## [Objective]
Copy every line of the data below word for word, in the same order.

## [Exercise inputs]

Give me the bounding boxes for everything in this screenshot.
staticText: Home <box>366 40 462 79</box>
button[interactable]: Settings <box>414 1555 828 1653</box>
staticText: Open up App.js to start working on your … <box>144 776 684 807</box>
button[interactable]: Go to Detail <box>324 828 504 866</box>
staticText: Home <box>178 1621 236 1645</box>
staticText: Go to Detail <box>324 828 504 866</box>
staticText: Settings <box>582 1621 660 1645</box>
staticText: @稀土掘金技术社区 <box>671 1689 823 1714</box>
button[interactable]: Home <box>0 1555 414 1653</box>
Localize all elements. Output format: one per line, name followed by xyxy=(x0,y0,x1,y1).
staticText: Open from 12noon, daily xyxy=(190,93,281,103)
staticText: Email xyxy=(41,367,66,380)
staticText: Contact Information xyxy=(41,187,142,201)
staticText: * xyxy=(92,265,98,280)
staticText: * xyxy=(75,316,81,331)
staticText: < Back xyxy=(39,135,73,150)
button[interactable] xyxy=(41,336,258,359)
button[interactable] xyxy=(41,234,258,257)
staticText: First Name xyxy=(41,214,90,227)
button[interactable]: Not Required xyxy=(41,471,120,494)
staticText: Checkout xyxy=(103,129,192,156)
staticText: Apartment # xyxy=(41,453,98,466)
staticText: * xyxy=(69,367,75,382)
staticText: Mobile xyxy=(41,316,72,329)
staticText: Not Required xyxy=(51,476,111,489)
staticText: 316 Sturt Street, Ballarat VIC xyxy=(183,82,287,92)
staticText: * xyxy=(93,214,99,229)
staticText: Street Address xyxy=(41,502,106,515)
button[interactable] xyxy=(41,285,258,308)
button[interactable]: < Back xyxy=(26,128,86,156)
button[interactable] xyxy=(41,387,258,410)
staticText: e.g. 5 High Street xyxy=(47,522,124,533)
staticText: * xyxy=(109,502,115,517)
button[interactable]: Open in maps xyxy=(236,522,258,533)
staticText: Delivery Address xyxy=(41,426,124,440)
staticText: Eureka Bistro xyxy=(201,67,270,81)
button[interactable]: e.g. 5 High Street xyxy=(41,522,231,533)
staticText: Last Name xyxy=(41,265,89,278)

## [Response]
Give me the bounding boxes for everything in this screenshot.
staticText: Home <box>366 40 462 79</box>
button[interactable]: Settings <box>414 1555 828 1653</box>
staticText: Open up App.js to start working on your … <box>144 776 684 807</box>
button[interactable]: Go to Detail <box>324 828 504 866</box>
staticText: Home <box>178 1621 236 1645</box>
staticText: Go to Detail <box>324 828 504 866</box>
staticText: Settings <box>582 1621 660 1645</box>
staticText: @稀土掘金技术社区 <box>671 1689 823 1714</box>
button[interactable]: Home <box>0 1555 414 1653</box>
Localize all elements. Output format: one per line, name followed by xyxy=(x0,y0,x1,y1).
staticText: Open from 12noon, daily xyxy=(190,93,281,103)
staticText: Email xyxy=(41,367,66,380)
staticText: Contact Information xyxy=(41,187,142,201)
staticText: * xyxy=(92,265,98,280)
staticText: * xyxy=(75,316,81,331)
staticText: < Back xyxy=(39,135,73,150)
button[interactable] xyxy=(41,336,258,359)
button[interactable] xyxy=(41,234,258,257)
staticText: First Name xyxy=(41,214,90,227)
button[interactable]: Not Required xyxy=(41,471,120,494)
staticText: Checkout xyxy=(103,129,192,156)
staticText: Apartment # xyxy=(41,453,98,466)
staticText: * xyxy=(69,367,75,382)
staticText: Mobile xyxy=(41,316,72,329)
staticText: Not Required xyxy=(51,476,111,489)
staticText: 316 Sturt Street, Ballarat VIC xyxy=(183,82,287,92)
staticText: * xyxy=(93,214,99,229)
staticText: Street Address xyxy=(41,502,106,515)
button[interactable] xyxy=(41,285,258,308)
button[interactable]: < Back xyxy=(26,128,86,156)
button[interactable] xyxy=(41,387,258,410)
staticText: e.g. 5 High Street xyxy=(47,522,124,533)
staticText: * xyxy=(109,502,115,517)
button[interactable]: Open in maps xyxy=(236,522,258,533)
staticText: Delivery Address xyxy=(41,426,124,440)
staticText: Eureka Bistro xyxy=(201,67,270,81)
button[interactable]: e.g. 5 High Street xyxy=(41,522,231,533)
staticText: Last Name xyxy=(41,265,89,278)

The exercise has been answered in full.